DATASET CONTENT

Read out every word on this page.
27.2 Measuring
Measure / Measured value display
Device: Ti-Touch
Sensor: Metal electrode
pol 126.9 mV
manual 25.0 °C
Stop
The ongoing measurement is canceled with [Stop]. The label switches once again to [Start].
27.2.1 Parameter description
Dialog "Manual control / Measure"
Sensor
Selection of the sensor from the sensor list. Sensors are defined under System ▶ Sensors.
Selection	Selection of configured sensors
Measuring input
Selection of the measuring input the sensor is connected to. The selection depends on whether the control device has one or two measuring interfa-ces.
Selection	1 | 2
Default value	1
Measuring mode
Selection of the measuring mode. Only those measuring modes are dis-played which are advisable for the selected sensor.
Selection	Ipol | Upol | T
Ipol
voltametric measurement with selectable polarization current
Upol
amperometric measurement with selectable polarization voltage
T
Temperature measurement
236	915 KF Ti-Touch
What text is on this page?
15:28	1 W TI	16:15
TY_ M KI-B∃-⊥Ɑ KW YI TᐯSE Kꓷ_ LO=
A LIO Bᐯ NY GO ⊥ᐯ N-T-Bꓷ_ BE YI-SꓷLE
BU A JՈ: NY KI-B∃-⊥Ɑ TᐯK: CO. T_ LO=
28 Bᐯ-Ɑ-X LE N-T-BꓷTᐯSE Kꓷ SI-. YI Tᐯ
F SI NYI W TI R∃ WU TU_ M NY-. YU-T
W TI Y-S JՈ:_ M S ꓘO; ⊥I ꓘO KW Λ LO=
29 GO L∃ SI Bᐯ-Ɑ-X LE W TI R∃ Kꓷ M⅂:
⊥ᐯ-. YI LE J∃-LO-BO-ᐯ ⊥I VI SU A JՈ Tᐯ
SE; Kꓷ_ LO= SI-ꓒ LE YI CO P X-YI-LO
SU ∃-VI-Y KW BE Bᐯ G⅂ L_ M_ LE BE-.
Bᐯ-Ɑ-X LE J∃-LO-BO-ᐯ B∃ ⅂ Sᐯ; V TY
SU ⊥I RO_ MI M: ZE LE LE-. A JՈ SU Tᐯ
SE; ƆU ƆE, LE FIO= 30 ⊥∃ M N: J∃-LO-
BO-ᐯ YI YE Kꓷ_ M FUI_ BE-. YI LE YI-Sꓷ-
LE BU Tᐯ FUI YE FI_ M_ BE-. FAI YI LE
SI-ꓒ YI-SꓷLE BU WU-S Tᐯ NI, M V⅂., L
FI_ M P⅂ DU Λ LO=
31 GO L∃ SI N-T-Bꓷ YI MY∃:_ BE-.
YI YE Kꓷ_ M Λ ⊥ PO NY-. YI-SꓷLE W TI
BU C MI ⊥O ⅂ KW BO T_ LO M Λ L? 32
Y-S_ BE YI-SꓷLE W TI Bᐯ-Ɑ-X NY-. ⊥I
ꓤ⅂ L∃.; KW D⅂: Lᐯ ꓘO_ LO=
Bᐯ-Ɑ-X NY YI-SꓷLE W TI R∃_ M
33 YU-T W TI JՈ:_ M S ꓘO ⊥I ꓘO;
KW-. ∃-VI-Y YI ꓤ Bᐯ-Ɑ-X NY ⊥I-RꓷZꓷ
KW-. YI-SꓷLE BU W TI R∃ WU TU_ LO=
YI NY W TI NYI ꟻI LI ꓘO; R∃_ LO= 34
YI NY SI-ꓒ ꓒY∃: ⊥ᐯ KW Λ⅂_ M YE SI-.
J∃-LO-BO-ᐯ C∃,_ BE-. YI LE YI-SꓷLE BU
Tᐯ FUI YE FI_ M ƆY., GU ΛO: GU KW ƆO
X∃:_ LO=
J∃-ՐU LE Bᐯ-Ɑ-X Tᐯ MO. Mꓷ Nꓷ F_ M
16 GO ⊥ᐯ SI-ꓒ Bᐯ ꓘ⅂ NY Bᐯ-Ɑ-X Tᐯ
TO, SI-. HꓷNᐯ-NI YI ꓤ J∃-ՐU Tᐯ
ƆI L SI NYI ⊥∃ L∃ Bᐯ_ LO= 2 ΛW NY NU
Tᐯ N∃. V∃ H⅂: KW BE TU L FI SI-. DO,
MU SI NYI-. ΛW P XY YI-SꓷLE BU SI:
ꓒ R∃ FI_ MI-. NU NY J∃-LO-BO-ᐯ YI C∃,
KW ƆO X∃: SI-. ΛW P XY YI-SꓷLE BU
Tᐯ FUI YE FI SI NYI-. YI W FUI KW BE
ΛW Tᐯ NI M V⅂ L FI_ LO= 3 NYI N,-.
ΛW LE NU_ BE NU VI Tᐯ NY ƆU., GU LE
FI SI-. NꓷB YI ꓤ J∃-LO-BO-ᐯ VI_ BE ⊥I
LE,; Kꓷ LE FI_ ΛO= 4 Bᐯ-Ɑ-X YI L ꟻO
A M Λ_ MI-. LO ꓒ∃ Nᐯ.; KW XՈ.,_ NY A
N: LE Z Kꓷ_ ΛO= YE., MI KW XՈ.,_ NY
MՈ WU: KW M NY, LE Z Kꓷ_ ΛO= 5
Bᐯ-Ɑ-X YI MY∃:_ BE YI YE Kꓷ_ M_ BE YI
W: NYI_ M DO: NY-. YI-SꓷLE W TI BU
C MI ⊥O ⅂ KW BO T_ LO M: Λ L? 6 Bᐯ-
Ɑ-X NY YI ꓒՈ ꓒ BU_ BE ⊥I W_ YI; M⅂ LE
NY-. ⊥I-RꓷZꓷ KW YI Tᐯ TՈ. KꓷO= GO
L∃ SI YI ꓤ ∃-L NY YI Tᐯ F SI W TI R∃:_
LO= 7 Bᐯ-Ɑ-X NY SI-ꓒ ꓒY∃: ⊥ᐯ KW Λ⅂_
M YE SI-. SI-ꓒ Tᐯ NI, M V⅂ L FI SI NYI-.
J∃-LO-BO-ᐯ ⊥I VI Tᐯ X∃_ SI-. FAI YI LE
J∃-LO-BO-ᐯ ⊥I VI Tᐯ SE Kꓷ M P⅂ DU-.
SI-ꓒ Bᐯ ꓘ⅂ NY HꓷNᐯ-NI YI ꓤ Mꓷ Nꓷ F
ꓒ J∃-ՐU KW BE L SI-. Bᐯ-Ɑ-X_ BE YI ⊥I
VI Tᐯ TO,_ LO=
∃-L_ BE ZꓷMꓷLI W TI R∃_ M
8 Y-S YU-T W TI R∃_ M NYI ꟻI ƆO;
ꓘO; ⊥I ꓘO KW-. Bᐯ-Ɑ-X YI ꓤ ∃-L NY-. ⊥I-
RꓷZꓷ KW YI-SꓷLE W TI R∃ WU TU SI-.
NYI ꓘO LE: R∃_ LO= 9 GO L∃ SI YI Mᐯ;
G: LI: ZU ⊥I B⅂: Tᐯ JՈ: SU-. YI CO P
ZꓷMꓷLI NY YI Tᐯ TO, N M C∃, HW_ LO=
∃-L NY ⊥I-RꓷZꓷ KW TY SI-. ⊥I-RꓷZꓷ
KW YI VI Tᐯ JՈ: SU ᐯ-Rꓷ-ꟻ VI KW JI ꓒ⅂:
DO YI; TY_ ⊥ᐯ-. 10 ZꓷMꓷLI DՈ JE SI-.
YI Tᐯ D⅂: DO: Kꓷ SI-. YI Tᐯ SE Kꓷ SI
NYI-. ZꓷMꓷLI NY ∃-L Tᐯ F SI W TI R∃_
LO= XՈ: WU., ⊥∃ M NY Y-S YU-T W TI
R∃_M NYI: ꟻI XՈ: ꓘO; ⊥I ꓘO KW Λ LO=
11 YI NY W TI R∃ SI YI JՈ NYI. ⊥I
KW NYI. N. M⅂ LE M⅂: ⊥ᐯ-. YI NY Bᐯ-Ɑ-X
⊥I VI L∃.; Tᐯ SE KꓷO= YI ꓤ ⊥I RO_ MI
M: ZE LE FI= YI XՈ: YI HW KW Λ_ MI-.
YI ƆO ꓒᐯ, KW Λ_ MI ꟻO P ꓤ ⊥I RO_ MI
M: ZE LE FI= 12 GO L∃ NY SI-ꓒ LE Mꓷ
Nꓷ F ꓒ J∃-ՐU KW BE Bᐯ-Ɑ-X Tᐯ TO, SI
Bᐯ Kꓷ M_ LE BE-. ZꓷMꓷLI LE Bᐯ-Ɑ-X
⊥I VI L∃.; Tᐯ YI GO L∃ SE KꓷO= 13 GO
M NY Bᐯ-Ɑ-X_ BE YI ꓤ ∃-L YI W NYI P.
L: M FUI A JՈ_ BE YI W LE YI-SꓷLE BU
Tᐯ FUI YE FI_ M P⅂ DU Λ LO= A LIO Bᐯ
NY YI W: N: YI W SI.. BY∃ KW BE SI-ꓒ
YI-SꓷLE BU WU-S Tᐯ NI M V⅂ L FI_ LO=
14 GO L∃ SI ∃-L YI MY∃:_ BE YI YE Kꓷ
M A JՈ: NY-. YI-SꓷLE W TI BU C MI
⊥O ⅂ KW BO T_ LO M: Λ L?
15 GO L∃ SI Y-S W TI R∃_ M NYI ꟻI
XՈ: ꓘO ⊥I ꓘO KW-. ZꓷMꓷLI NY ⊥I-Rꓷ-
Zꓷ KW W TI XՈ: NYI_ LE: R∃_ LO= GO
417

WHAT IS REQUIRED
Of the lines in the material above, state how many contain the string "this"; give no other text.

FINISHED EXERCISE
2